§ AIM OF THE EXERCISE: Copy out the records precisely, omitting pictures.

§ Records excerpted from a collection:
---

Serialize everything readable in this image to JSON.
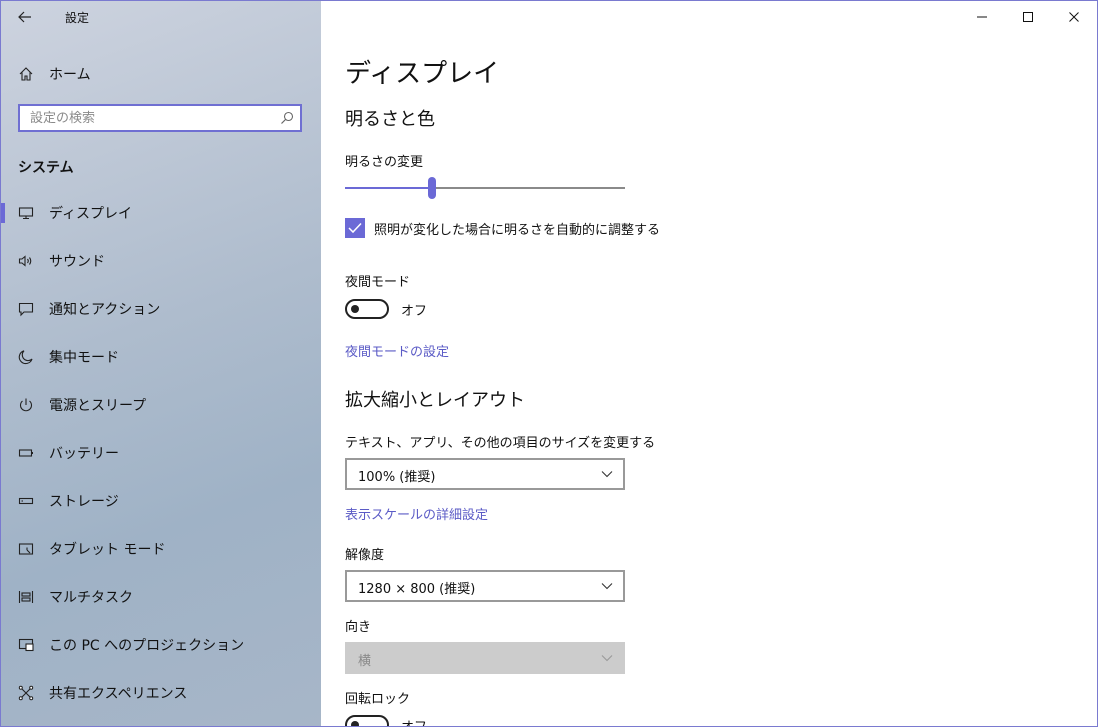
{
  "app": {
    "title": "設定"
  },
  "sidebar": {
    "home_label": "ホーム",
    "search_placeholder": "設定の検索",
    "section_heading": "システム",
    "items": [
      {
        "label": "ディスプレイ",
        "icon": "monitor-icon",
        "active": true
      },
      {
        "label": "サウンド",
        "icon": "speaker-icon"
      },
      {
        "label": "通知とアクション",
        "icon": "message-icon"
      },
      {
        "label": "集中モード",
        "icon": "moon-icon"
      },
      {
        "label": "電源とスリープ",
        "icon": "power-icon"
      },
      {
        "label": "バッテリー",
        "icon": "battery-icon"
      },
      {
        "label": "ストレージ",
        "icon": "storage-icon"
      },
      {
        "label": "タブレット モード",
        "icon": "tablet-icon"
      },
      {
        "label": "マルチタスク",
        "icon": "multitask-icon"
      },
      {
        "label": "この PC へのプロジェクション",
        "icon": "projection-icon"
      },
      {
        "label": "共有エクスペリエンス",
        "icon": "shared-icon"
      }
    ]
  },
  "main": {
    "page_title": "ディスプレイ",
    "brightness": {
      "heading": "明るさと色",
      "slider_label": "明るさの変更",
      "value_percent": 31,
      "auto_label": "照明が変化した場合に明るさを自動的に調整する",
      "auto_checked": true
    },
    "night_mode": {
      "label": "夜間モード",
      "state_label": "オフ",
      "settings_link": "夜間モードの設定"
    },
    "scale_layout": {
      "heading": "拡大縮小とレイアウト",
      "text_size_label": "テキスト、アプリ、その他の項目のサイズを変更する",
      "text_size_value": "100% (推奨)",
      "advanced_link": "表示スケールの詳細設定",
      "resolution_label": "解像度",
      "resolution_value": "1280 × 800 (推奨)",
      "orientation_label": "向き",
      "orientation_value": "横",
      "rotation_lock_label": "回転ロック",
      "rotation_lock_state": "オフ"
    }
  },
  "colors": {
    "accent": "#6b69d6",
    "link": "#5b5bc6"
  }
}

---

§ CORRECT ANSWER:
Serialize everything readable in this image to JSON.
{
  "app": {
    "title": "設定"
  },
  "sidebar": {
    "home_label": "ホーム",
    "search_placeholder": "設定の検索",
    "section_heading": "システム",
    "items": [
      {
        "label": "ディスプレイ",
        "icon": "monitor-icon",
        "active": true
      },
      {
        "label": "サウンド",
        "icon": "speaker-icon"
      },
      {
        "label": "通知とアクション",
        "icon": "message-icon"
      },
      {
        "label": "集中モード",
        "icon": "moon-icon"
      },
      {
        "label": "電源とスリープ",
        "icon": "power-icon"
      },
      {
        "label": "バッテリー",
        "icon": "battery-icon"
      },
      {
        "label": "ストレージ",
        "icon": "storage-icon"
      },
      {
        "label": "タブレット モード",
        "icon": "tablet-icon"
      },
      {
        "label": "マルチタスク",
        "icon": "multitask-icon"
      },
      {
        "label": "この PC へのプロジェクション",
        "icon": "projection-icon"
      },
      {
        "label": "共有エクスペリエンス",
        "icon": "shared-icon"
      }
    ]
  },
  "main": {
    "page_title": "ディスプレイ",
    "brightness": {
      "heading": "明るさと色",
      "slider_label": "明るさの変更",
      "value_percent": 31,
      "auto_label": "照明が変化した場合に明るさを自動的に調整する",
      "auto_checked": true
    },
    "night_mode": {
      "label": "夜間モード",
      "state_label": "オフ",
      "settings_link": "夜間モードの設定"
    },
    "scale_layout": {
      "heading": "拡大縮小とレイアウト",
      "text_size_label": "テキスト、アプリ、その他の項目のサイズを変更する",
      "text_size_value": "100% (推奨)",
      "advanced_link": "表示スケールの詳細設定",
      "resolution_label": "解像度",
      "resolution_value": "1280 × 800 (推奨)",
      "orientation_label": "向き",
      "orientation_value": "横",
      "rotation_lock_label": "回転ロック",
      "rotation_lock_state": "オフ"
    }
  },
  "colors": {
    "accent": "#6b69d6",
    "link": "#5b5bc6"
  }
}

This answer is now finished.